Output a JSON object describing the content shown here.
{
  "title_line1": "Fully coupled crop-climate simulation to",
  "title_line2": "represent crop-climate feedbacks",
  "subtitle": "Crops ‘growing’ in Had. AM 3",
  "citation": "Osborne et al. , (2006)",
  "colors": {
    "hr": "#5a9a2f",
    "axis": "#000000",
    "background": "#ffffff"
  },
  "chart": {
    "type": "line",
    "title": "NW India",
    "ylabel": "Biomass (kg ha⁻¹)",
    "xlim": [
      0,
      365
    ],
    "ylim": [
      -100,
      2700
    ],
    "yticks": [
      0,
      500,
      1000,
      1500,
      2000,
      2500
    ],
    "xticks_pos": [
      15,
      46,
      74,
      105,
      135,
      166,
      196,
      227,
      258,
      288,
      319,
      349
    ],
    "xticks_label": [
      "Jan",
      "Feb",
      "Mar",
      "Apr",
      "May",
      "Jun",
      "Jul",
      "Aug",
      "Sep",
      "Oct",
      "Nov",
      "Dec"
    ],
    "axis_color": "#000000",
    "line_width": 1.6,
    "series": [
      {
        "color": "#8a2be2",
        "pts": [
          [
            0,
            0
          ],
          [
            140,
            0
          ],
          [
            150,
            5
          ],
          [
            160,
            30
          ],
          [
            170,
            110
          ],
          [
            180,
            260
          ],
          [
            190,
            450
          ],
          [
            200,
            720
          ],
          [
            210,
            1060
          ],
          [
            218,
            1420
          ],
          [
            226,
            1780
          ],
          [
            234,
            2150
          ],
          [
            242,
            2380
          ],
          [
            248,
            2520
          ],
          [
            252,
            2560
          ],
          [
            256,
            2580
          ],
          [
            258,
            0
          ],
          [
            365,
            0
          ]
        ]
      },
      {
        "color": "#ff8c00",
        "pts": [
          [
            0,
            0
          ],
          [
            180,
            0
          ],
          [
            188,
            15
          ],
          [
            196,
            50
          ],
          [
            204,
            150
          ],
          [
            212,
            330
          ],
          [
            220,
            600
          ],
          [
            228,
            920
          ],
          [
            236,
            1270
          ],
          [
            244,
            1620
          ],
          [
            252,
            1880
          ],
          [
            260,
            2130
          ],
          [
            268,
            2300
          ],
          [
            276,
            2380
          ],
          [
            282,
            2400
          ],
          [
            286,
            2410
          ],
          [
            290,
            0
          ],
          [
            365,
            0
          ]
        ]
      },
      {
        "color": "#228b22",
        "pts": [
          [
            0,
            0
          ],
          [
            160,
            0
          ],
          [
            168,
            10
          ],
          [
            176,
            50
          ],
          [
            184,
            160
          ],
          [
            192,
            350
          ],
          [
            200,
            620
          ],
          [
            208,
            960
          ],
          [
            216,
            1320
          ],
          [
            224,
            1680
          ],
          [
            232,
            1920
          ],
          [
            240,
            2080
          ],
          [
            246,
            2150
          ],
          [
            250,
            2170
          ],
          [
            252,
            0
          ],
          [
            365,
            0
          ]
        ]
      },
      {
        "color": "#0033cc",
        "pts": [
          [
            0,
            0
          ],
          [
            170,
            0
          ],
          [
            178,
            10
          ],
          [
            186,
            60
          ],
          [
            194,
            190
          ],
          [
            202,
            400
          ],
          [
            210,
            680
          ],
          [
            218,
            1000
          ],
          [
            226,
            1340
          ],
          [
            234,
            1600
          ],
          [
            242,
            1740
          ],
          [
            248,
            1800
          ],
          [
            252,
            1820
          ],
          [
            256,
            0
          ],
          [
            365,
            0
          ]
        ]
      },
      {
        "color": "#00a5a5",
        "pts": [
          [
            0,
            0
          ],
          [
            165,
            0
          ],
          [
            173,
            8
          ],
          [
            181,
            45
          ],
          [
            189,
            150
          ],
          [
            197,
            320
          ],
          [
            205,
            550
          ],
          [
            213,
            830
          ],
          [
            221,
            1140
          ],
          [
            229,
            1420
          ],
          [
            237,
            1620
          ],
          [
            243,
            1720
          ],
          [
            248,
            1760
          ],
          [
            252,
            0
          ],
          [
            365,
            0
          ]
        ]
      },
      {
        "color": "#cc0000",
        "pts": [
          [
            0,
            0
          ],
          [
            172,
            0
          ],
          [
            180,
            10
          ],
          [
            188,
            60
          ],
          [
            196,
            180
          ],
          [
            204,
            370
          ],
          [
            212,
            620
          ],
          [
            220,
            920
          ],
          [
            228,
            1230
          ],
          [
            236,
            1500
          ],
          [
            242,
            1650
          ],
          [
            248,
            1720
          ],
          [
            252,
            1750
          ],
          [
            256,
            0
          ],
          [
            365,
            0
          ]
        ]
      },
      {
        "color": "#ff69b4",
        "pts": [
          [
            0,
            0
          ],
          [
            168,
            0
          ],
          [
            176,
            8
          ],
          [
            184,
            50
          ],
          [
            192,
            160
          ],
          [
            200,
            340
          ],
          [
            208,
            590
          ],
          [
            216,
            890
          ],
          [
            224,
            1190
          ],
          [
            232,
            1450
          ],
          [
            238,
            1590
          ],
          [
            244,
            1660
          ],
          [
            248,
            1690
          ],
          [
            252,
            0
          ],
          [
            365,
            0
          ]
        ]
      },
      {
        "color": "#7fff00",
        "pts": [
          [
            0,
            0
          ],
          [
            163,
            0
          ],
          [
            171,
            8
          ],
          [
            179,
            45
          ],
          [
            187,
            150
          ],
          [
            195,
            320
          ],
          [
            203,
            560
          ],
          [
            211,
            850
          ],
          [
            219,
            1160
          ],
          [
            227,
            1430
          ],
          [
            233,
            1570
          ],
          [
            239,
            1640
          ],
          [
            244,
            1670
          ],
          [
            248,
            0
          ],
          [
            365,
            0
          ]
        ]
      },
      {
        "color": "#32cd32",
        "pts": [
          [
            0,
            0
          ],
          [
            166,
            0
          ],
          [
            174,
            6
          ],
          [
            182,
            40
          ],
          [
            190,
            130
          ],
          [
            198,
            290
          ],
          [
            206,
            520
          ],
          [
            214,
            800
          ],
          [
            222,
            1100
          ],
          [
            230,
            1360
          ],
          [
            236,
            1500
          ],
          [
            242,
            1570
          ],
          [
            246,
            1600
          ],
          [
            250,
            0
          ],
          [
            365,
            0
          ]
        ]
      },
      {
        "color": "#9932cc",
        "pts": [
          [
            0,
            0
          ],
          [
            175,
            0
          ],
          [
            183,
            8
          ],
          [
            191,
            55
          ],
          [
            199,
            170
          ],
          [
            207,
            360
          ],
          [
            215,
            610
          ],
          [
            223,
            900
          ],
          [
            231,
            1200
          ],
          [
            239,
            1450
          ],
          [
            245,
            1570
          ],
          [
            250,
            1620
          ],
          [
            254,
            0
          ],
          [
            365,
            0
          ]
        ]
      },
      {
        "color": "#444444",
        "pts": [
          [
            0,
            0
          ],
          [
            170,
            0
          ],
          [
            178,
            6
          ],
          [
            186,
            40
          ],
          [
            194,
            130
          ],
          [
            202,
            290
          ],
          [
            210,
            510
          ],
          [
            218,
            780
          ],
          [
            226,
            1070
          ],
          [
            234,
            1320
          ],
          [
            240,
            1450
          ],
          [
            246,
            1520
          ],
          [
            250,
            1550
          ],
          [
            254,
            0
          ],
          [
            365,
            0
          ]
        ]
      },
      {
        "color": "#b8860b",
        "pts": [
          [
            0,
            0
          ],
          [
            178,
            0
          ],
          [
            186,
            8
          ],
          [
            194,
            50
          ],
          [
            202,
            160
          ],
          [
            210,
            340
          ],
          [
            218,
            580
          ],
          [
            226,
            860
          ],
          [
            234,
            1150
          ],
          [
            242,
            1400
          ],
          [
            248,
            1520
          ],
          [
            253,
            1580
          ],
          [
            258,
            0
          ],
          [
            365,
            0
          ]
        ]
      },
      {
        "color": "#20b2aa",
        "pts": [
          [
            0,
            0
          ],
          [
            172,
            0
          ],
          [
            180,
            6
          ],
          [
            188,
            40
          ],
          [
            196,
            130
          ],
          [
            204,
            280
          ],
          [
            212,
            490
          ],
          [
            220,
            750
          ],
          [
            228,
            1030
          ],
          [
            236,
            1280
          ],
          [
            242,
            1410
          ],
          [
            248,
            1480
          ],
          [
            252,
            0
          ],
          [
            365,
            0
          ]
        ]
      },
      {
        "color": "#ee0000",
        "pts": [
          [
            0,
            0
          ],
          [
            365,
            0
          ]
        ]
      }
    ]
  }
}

◇ ◇ ◇ ◇ ◇ ◇ ◇

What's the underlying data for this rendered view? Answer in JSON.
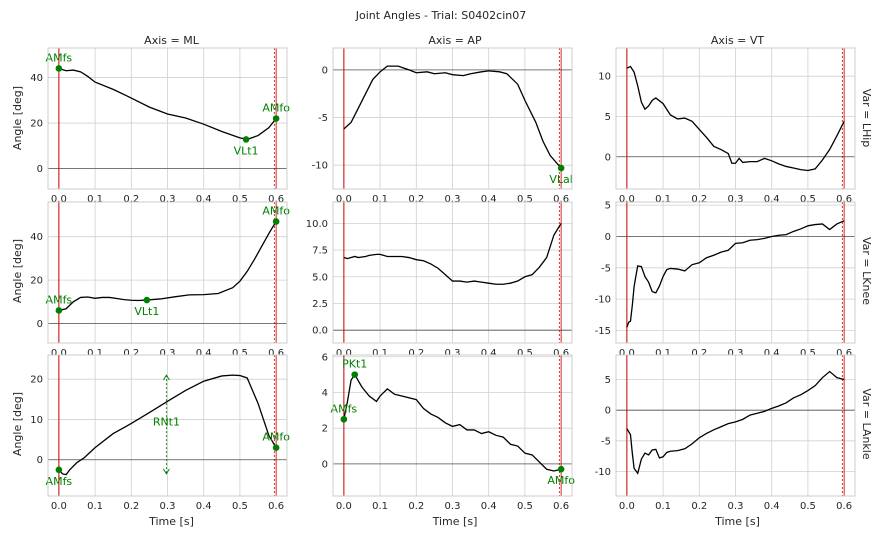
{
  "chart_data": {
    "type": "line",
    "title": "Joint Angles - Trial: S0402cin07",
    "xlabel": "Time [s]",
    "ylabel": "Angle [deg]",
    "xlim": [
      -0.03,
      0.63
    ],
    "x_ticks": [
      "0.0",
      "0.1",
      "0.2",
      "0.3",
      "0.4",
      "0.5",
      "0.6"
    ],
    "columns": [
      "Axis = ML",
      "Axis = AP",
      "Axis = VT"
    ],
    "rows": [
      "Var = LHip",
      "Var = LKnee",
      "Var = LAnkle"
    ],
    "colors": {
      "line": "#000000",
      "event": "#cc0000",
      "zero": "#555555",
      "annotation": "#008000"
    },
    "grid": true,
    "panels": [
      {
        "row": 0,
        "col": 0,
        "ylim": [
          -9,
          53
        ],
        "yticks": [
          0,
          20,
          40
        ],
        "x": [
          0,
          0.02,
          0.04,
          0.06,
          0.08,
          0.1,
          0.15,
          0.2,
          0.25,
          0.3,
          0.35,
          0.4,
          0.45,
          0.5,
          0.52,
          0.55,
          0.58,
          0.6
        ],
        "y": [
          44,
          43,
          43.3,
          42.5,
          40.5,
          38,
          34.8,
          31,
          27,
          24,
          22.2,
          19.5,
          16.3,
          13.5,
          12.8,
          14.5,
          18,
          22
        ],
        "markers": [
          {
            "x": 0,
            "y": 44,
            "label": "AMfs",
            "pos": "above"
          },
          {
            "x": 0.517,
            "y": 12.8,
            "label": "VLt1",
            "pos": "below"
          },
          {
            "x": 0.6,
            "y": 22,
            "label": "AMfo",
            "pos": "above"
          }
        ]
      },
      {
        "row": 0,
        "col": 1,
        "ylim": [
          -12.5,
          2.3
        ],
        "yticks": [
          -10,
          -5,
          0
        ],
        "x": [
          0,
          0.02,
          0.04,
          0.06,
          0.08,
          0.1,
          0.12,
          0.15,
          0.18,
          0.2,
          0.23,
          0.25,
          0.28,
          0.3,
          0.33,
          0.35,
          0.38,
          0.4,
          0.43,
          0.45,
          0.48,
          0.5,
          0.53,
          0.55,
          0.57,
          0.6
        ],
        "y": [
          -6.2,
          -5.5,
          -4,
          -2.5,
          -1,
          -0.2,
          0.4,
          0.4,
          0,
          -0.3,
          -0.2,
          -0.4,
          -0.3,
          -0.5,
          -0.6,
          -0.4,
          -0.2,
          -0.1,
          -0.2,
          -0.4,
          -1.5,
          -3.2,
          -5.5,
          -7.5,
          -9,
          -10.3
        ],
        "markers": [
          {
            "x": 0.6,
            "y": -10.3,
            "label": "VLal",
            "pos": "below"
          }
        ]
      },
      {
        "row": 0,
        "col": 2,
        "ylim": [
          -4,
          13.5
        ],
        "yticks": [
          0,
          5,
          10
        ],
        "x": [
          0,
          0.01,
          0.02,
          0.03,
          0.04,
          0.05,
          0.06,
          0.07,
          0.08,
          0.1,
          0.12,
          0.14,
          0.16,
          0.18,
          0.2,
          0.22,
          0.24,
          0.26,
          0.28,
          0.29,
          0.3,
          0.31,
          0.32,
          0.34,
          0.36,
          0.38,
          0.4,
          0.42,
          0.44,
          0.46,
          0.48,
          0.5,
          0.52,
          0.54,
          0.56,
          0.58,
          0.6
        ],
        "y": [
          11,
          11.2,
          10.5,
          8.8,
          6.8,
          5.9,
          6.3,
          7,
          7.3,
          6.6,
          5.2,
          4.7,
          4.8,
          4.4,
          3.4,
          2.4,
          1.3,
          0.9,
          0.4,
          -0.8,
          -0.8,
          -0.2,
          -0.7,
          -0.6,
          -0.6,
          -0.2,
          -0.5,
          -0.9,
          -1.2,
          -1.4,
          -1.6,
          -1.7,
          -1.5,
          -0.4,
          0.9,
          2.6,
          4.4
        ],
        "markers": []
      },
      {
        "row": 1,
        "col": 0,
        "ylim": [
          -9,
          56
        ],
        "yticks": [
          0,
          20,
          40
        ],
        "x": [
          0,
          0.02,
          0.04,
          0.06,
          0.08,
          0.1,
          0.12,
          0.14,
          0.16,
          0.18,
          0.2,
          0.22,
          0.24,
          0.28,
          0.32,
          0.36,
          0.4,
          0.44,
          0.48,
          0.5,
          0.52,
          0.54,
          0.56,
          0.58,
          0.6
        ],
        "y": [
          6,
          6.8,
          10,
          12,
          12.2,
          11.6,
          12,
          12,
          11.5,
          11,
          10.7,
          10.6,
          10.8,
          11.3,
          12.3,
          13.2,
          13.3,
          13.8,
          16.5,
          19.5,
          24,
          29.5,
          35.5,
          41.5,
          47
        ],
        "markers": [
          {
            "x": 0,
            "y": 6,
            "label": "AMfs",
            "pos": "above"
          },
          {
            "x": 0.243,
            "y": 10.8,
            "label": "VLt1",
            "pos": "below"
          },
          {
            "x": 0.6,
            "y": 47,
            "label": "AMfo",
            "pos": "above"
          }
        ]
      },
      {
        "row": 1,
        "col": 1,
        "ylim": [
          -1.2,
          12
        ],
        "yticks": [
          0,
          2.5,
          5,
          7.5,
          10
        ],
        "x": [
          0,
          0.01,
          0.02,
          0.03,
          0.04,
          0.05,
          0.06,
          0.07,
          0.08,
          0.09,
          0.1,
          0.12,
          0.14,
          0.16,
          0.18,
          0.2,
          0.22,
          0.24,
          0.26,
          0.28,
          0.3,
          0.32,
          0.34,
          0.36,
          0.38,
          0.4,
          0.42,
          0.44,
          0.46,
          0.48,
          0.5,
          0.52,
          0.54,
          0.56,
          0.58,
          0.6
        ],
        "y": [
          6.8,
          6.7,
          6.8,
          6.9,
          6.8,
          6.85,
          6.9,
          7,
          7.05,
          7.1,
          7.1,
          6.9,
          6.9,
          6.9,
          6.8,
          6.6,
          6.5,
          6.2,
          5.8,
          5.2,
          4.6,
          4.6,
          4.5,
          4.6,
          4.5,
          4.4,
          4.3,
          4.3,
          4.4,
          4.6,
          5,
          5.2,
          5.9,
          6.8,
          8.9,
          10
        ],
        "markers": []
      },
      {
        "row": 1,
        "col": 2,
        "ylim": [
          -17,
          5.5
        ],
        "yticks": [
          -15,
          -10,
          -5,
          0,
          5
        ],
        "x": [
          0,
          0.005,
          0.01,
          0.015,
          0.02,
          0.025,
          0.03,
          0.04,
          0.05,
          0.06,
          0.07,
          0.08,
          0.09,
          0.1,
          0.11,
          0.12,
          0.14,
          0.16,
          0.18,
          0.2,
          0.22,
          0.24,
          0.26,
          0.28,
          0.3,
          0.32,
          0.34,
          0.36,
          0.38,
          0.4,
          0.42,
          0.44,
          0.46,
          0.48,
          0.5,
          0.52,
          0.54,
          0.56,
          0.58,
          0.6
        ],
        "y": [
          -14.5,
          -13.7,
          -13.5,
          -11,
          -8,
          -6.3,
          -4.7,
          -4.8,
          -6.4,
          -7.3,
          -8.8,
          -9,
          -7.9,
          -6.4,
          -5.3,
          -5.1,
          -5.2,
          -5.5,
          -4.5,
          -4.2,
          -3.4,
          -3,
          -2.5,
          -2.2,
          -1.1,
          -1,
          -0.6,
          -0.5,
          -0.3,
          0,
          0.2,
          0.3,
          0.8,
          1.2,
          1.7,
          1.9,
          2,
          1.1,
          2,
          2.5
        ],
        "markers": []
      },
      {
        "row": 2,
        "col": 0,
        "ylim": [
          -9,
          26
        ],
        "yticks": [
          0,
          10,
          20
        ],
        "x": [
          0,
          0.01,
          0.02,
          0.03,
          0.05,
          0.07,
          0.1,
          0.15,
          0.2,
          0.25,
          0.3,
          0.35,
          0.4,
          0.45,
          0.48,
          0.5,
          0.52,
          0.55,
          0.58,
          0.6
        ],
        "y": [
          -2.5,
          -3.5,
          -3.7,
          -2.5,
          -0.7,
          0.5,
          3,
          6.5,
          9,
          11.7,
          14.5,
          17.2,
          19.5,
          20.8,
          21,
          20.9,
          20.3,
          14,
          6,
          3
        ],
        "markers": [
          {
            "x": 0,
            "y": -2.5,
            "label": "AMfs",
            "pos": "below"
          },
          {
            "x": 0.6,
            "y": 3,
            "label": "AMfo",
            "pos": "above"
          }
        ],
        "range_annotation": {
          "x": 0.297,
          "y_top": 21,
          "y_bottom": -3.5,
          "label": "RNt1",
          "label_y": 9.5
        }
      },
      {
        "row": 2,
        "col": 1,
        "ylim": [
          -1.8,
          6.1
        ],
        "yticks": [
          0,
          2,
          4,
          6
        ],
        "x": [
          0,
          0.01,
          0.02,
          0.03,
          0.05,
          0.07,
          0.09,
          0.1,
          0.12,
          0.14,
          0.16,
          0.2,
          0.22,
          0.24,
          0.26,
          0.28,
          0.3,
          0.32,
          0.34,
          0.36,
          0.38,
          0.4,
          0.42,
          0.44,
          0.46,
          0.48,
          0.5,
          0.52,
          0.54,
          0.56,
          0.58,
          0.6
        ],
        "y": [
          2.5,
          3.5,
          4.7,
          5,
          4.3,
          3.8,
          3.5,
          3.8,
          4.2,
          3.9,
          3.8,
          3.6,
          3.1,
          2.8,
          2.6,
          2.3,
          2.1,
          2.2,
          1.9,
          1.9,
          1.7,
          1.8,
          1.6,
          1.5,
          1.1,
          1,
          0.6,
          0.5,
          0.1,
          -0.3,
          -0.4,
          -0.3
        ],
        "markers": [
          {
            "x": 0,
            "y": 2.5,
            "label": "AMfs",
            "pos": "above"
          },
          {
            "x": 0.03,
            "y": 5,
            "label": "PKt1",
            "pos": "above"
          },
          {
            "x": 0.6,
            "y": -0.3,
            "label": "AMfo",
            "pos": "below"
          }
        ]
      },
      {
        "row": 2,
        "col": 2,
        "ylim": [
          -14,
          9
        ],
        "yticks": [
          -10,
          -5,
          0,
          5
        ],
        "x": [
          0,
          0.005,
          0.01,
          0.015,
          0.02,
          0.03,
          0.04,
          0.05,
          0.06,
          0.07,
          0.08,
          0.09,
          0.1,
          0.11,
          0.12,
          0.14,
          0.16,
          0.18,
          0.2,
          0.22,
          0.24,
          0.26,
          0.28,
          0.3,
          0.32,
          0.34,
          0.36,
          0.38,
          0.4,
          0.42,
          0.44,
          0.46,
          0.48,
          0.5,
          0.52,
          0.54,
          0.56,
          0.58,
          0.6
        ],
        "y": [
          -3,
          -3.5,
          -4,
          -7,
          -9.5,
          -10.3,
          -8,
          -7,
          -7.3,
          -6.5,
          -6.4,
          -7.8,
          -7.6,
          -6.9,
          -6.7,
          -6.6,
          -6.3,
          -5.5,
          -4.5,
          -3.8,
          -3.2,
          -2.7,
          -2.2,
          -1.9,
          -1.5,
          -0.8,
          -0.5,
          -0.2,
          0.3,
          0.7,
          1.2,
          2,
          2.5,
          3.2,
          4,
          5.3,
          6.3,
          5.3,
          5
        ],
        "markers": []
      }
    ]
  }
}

◇ ◇ ◇ ◇ ◇ ◇ ◇

Requirements: State how many lines in the records above contain the word "JSON", and give only that number.

Solution to the problem: 2